**TASK BRIEF:** From the listing below, extract every line containing "times".

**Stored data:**

──────

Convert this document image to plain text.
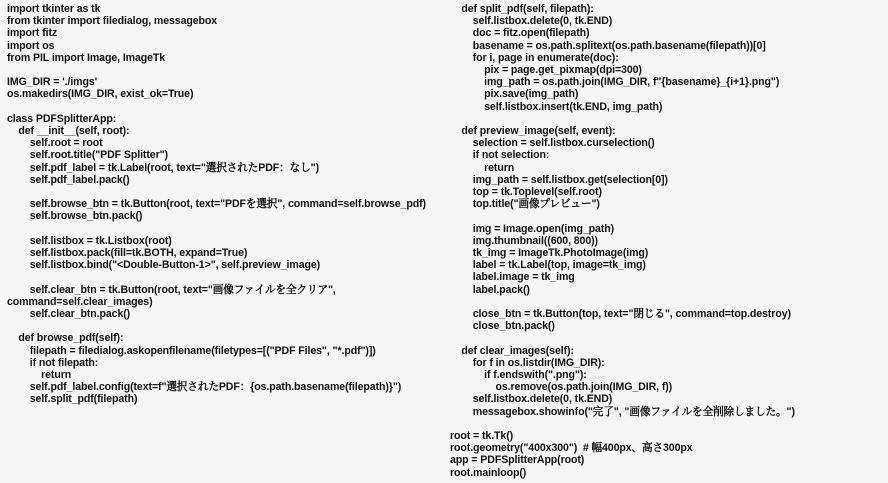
import tkinter as tk
from tkinter import filedialog, messagebox
import fitz
import os
from PIL import Image, ImageTk
IMG_DIR = './imgs'
os.makedirs(IMG_DIR, exist_ok=True)
class PDFSplitterApp:
def __init__(self, root):
self.root = root
self.root.title("PDF Splitter")
self.pdf_label = tk.Label(root, text="選択されたPDF：なし")
self.pdf_label.pack()
self.browse_btn = tk.Button(root, text="PDFを選択", command=self.browse_pdf)
self.browse_btn.pack()
self.listbox = tk.Listbox(root)
self.listbox.pack(fill=tk.BOTH, expand=True)
self.listbox.bind("<Double-Button-1>", self.preview_image)
self.clear_btn = tk.Button(root, text="画像ファイルを全クリア",
command=self.clear_images)
self.clear_btn.pack()
def browse_pdf(self):
filepath = filedialog.askopenfilename(filetypes=[("PDF Files", "*.pdf")])
if not filepath:
return
self.pdf_label.config(text=f"選択されたPDF：{os.path.basename(filepath)}")
self.split_pdf(filepath)
def split_pdf(self, filepath):
self.listbox.delete(0, tk.END)
doc = fitz.open(filepath)
basename = os.path.splitext(os.path.basename(filepath))[0]
for i, page in enumerate(doc):
pix = page.get_pixmap(dpi=300)
img_path = os.path.join(IMG_DIR, f"{basename}_{i+1}.png")
pix.save(img_path)
self.listbox.insert(tk.END, img_path)
def preview_image(self, event):
selection = self.listbox.curselection()
if not selection:
return
img_path = self.listbox.get(selection[0])
top = tk.Toplevel(self.root)
top.title("画像プレビュー")
img = Image.open(img_path)
img.thumbnail((600, 800))
tk_img = ImageTk.PhotoImage(img)
label = tk.Label(top, image=tk_img)
label.image = tk_img
label.pack()
close_btn = tk.Button(top, text="閉じる", command=top.destroy)
close_btn.pack()
def clear_images(self):
for f in os.listdir(IMG_DIR):
if f.endswith(".png"):
os.remove(os.path.join(IMG_DIR, f))
self.listbox.delete(0, tk.END)
messagebox.showinfo("完了", "画像ファイルを全削除しました。")
root = tk.Tk()
root.geometry("400x300")  # 幅400px、高さ300px
app = PDFSplitterApp(root)
root.mainloop()
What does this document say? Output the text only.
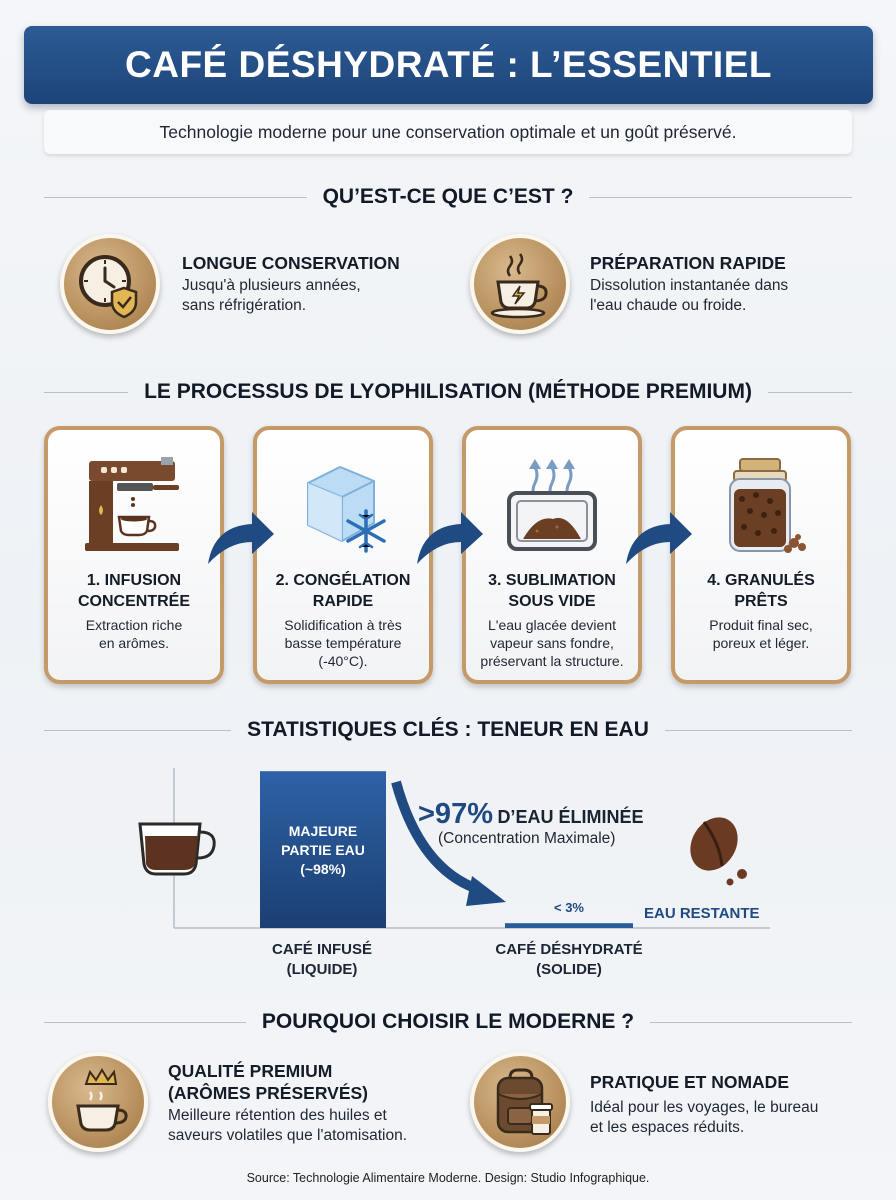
CAFÉ DÉSHYDRATÉ : L’ESSENTIEL
Technologie moderne pour une conservation optimale et un goût préservé.
QU’EST-CE QUE C’EST ?
LONGUE CONSERVATION
Jusqu'à plusieurs années,
sans réfrigération.
PRÉPARATION RAPIDE
Dissolution instantanée dans
l'eau chaude ou froide.
LE PROCESSUS DE LYOPHILISATION (MÉTHODE PREMIUM)
1. INFUSION
CONCENTRÉE
Extraction riche
en arômes.
2. CONGÉLATION
RAPIDE
Solidification à très
basse température
(-40°C).
3. SUBLIMATION
SOUS VIDE
L'eau glacée devient
vapeur sans fondre,
préservant la structure.
4. GRANULÉS
PRÊTS
Produit final sec,
poreux et léger.
STATISTIQUES CLÉS : TENEUR EN EAU
MAJEURE
PARTIE EAU
(~98%)
>97% D’EAU ÉLIMINÉE
(Concentration Maximale)
< 3%	EAU RESTANTE
CAFÉ INFUSÉ
(LIQUIDE)
CAFÉ DÉSHYDRATÉ
(SOLIDE)
POURQUOI CHOISIR LE MODERNE ?
QUALITÉ PREMIUM
(ARÔMES PRÉSERVÉS)
Meilleure rétention des huiles et
saveurs volatiles que l'atomisation.
PRATIQUE ET NOMADE
Idéal pour les voyages, le bureau
et les espaces réduits.
Source: Technologie Alimentaire Moderne. Design: Studio Infographique.
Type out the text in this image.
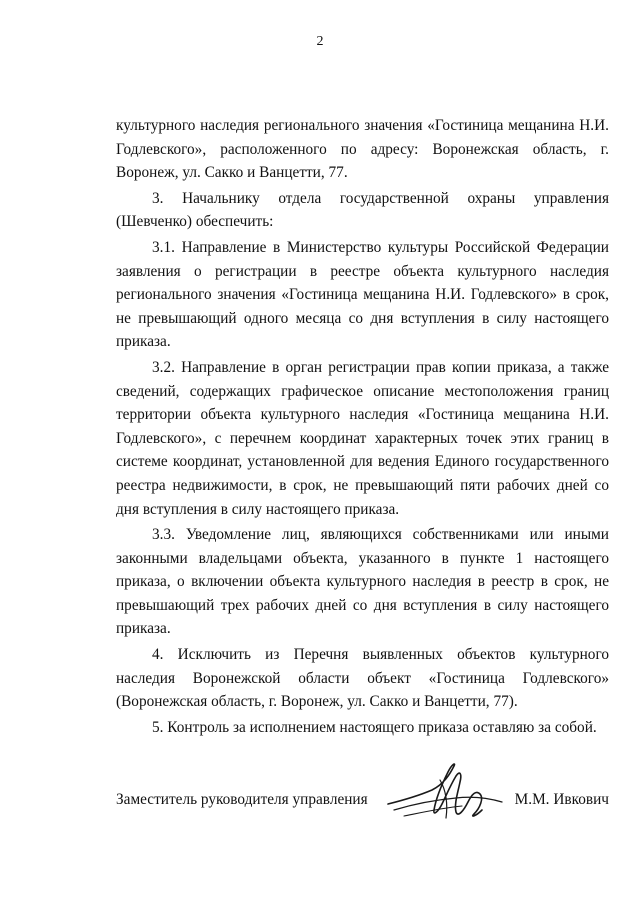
2

культурного наследия регионального значения «Гостиница мещанина Н.И. Годлевского», расположенного по адресу: Воронежская область, г. Воронеж, ул. Сакко и Ванцетти, 77.

3. Начальнику отдела государственной охраны управления

(Шевченко) обеспечить:

3.1. Направление в Министерство культуры Российской Федерации заявления о регистрации в реестре объекта культурного наследия регионального значения «Гостиница мещанина Н.И. Годлевского» в срок, не превышающий одного месяца со дня вступления в силу настоящего приказа.

3.2. Направление в орган регистрации прав копии приказа, а также сведений, содержащих графическое описание местоположения границ территории объекта культурного наследия «Гостиница мещанина Н.И. Годлевского», с перечнем координат характерных точек этих границ в системе координат, установленной для ведения Единого государственного реестра недвижимости, в срок, не превышающий пяти рабочих дней со дня вступления в силу настоящего приказа.

3.3. Уведомление лиц, являющихся собственниками или иными законными владельцами объекта, указанного в пункте 1 настоящего приказа, о включении объекта культурного наследия в реестр в срок, не превышающий трех рабочих дней со дня вступления в силу настоящего приказа.

4. Исключить из Перечня выявленных объектов культурного наследия Воронежской области объект «Гостиница Годлевского» (Воронежская область, г. Воронеж, ул. Сакко и Ванцетти, 77).

5. Контроль за исполнением настоящего приказа оставляю за собой.

Заместитель руководителя управления	М.М. Ивкович
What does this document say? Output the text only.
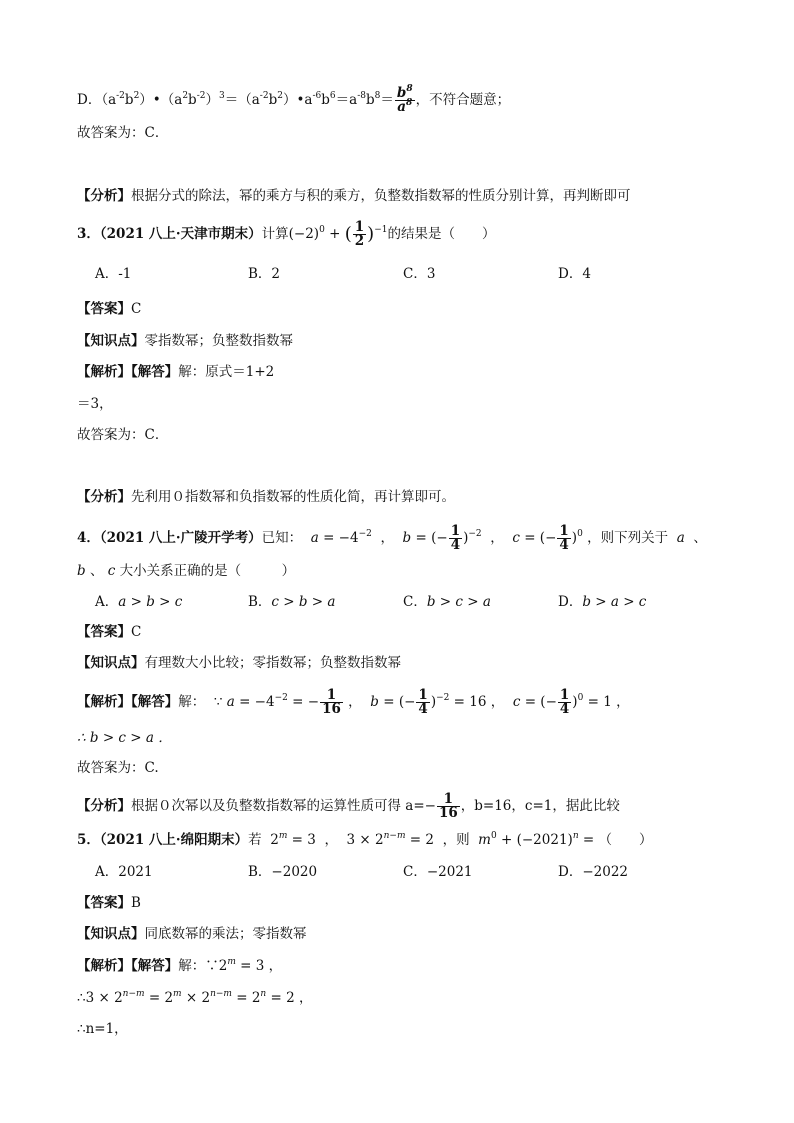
D．$(a^{-2}b^2)•(a^2b^{-2})^3=(a^{-2}b^2)•a^{-6}b^6=a^{-8}b^8= \frac{b^8}{a^8}$ ，不符合题意；
故答案为：C．
【分析】根据分式的除法，幂的乘方与积的乘方，负整数指数幂的性质分别计算，再判断即可
3．（2021 八上·天津市期末）计算$(-2)^0$ + ( $\frac{1}{2} )^{-1}$的结果是（　　）
A．-1	B．2	C．3	D．4
【答案】C
【知识点】零指数幂；负整数指数幂
【解析】【解答】解：原式＝1+2
＝3，
故答案为：C．
【分析】先利用０指数幂和负指数幂的性质化简，再计算即可。
4．（2021 八上·广陵开学考）已知：  $a = -4^{-2}$  ，  b = (− $\frac{1}{4} )^{-2}$  ，  c = (− $\frac{1}{4} )^0$ ，则下列关于  a  、
b 、 c 大小关系正确的是（　　　）
A．a > b > c	B．c > b > a	C．b > c > a	D．b > a > c
【答案】C
【知识点】有理数大小比较；零指数幂；负整数指数幂
【解析】【解答】解： ∵ $a = -4^{-2}$ = − $\frac{1}{16}$ ，  b = (− $\frac{1}{4} )^{-2} = 16$ ，  c = (− $\frac{1}{4} )^0 = 1$ ，
∴ b > c > a ．
故答案为：C.
【分析】根据０次幂以及负整数指数幂的运算性质可得 $a=- \frac{1}{16}$ ，b=16，c=1，据此比较
5．（2021 八上·绵阳期末）若 $2^m = 3$  ，  $3 \times 2^{n-m} = 2$  ，则  $m^0 + (-2021)^n$ = （　　）
A．2021	B．−2020	C．−2021	D．−2022
【答案】B
【知识点】同底数幂的乘法；零指数幂
【解析】【解答】解：$\because 2^m = 3$ ，
∴3 × $2^{n-m} = 2^m \times 2^{n-m} = 2^n = 2$ ，
∴n=1，
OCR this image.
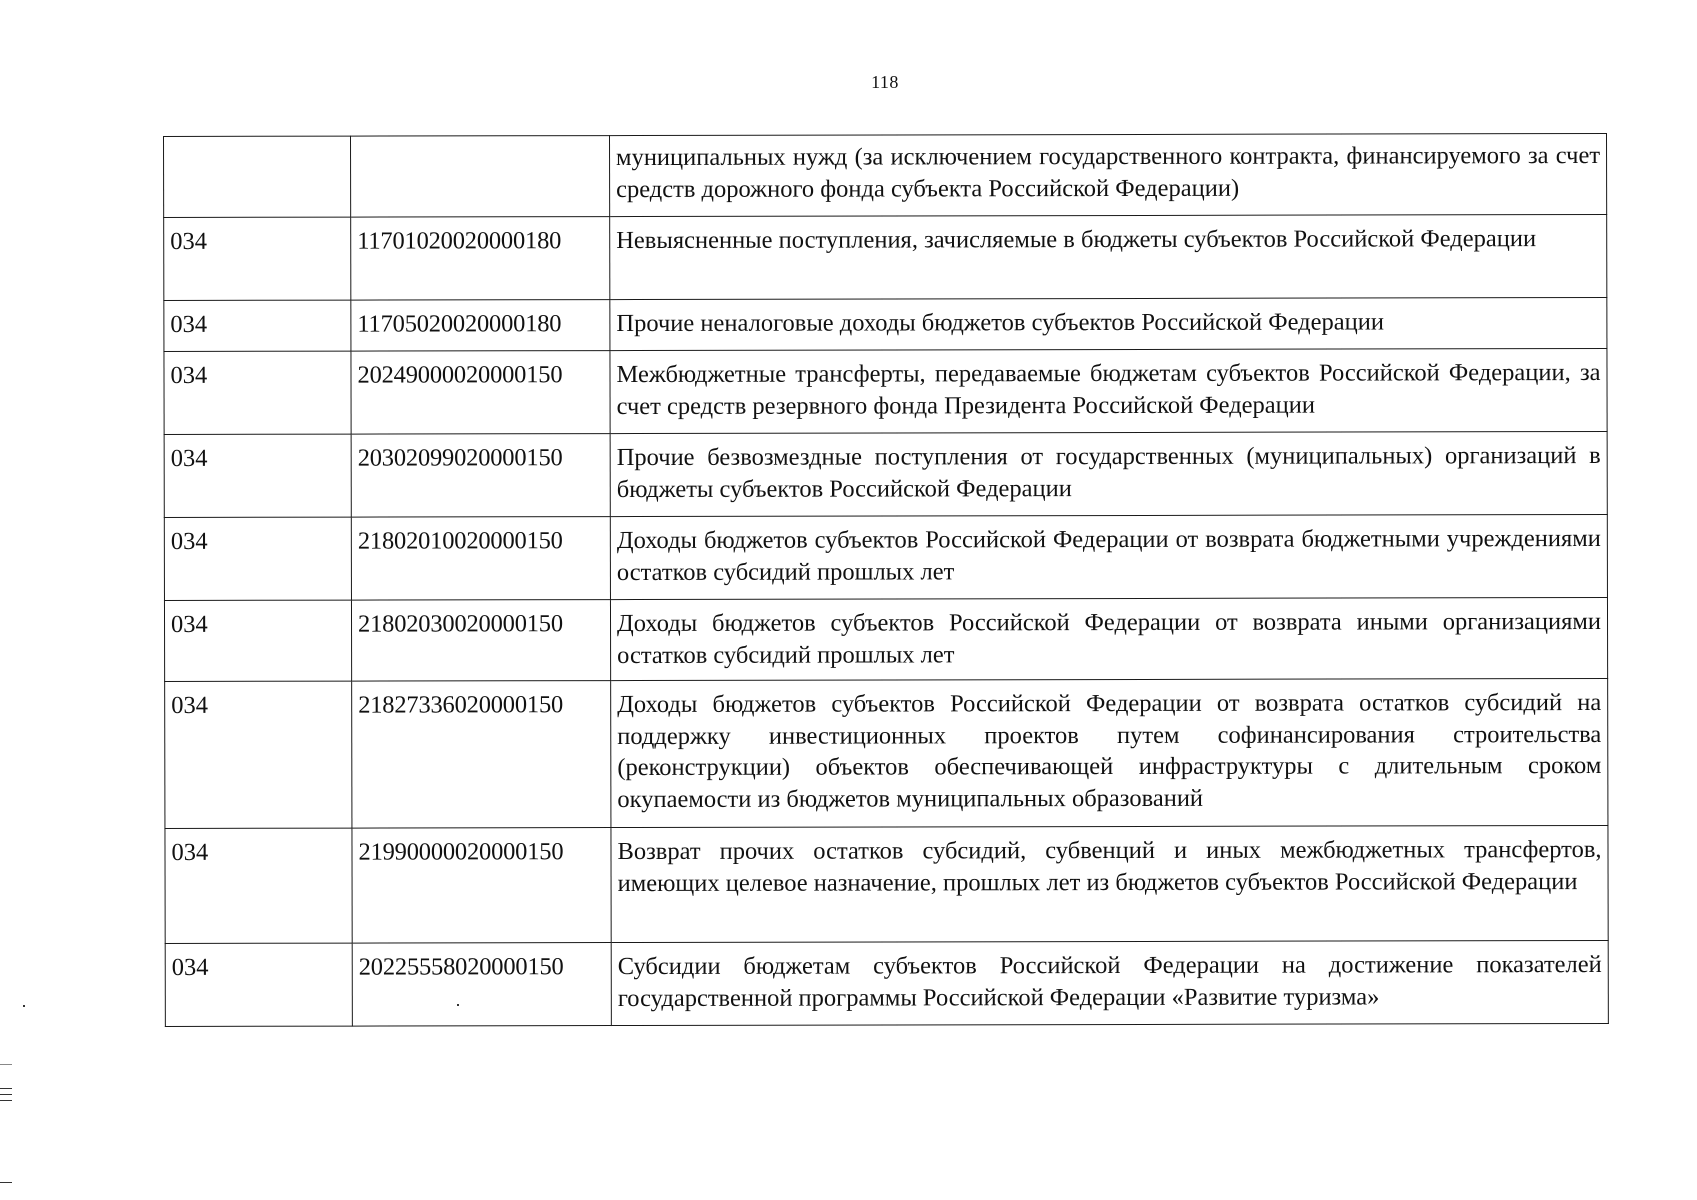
118
		муниципальных нужд (за исключением государственного контракта, финансируемого за счет средств дорожного фонда субъекта Российской Федерации)
034	11701020020000180	Невыясненные поступления, зачисляемые в бюджеты субъектов Российской Федерации
034	11705020020000180	Прочие неналоговые доходы бюджетов субъектов Российской Федерации
034	20249000020000150	Межбюджетные трансферты, передаваемые бюджетам субъектов Российской Федерации, за счет средств резервного фонда Президента Российской Федерации
034	20302099020000150	Прочие безвозмездные поступления от государственных (муниципальных) организаций в бюджеты субъектов Российской Федерации
034	21802010020000150	Доходы бюджетов субъектов Российской Федерации от возврата бюджетными учреждениями остатков субсидий прошлых лет
034	21802030020000150	Доходы бюджетов субъектов Российской Федерации от возврата иными организациями остатков субсидий прошлых лет
034	21827336020000150	Доходы бюджетов субъектов Российской Федерации от возврата остатков субсидий на поддержку инвестиционных проектов путем софинансирования строительства (реконструкции) объектов обеспечивающей инфраструктуры с длительным сроком окупаемости из бюджетов муниципальных образований
034	21990000020000150	Возврат прочих остатков субсидий, субвенций и иных межбюджетных трансфертов, имеющих целевое назначение, прошлых лет из бюджетов субъектов Российской Федерации
034	20225558020000150	Субсидии бюджетам субъектов Российской Федерации на достижение показателей государственной программы Российской Федерации «Развитие туризма»
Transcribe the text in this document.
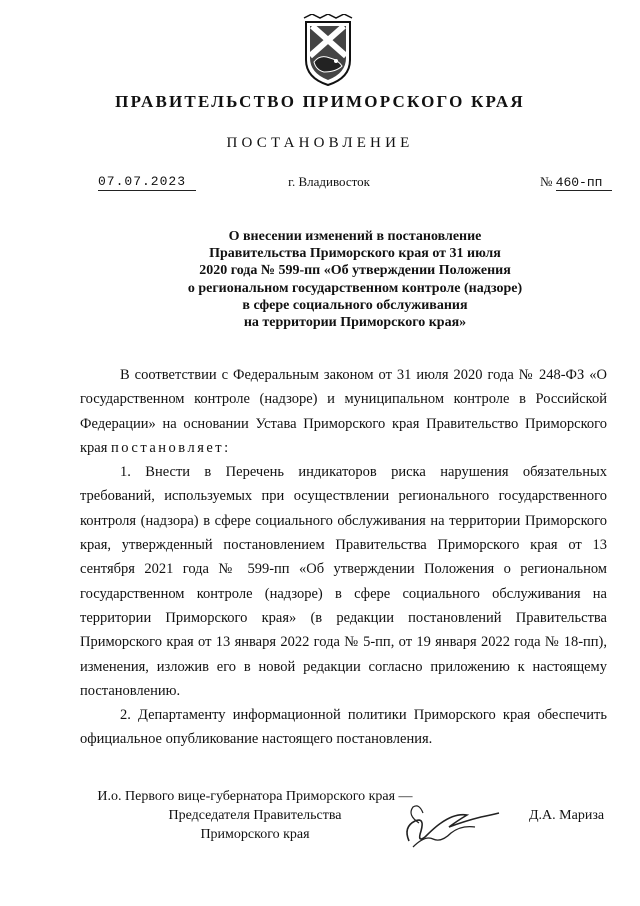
ПРАВИТЕЛЬСТВО ПРИМОРСКОГО КРАЯ
ПОСТАНОВЛЕНИЕ
07.07.2023	г. Владивосток	№ 460-пп
О внесении изменений в постановление
Правительства Приморского края от 31 июля
2020 года № 599-пп «Об утверждении Положения
о региональном государственном контроле (надзоре)
в сфере социального обслуживания
на территории Приморского края»

В соответствии с Федеральным законом от 31 июля 2020 года № 248-ФЗ «О государственном контроле (надзоре) и муниципальном контроле в Российской Федерации» на основании Устава Приморского края Правительство Приморского края постановляет:

1. Внести в Перечень индикаторов риска нарушения обязательных требований, используемых при осуществлении регионального государственного контроля (надзора) в сфере социального обслуживания на территории Приморского края, утвержденный постановлением Правительства Приморского края от 13 сентября 2021 года № 599-пп «Об утверждении Положения о региональном государственном контроле (надзоре) в сфере социального обслуживания на территории Приморского края» (в редакции постановлений Правительства Приморского края от 13 января 2022 года № 5-пп, от 19 января 2022 года № 18-пп), изменения, изложив его в новой редакции согласно приложению к настоящему постановлению.

2. Департаменту информационной политики Приморского края обеспечить официальное опубликование настоящего постановления.

И.о. Первого вице-губернатора Приморского края —
Председателя Правительства
Приморского края
Д.А. Мариза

──────

**WRITTEN ANSWER:**
5．（2021 八上·绵阳期末）若 $2^m = 3$  ，  $3 \times 2^{n-m} = 2$  ，则  $m^0 + (-2021)^n$ = （　　）
∴3 × $2^{n-m} = 2^m \times 2^{n-m} = 2^n = 2$ ，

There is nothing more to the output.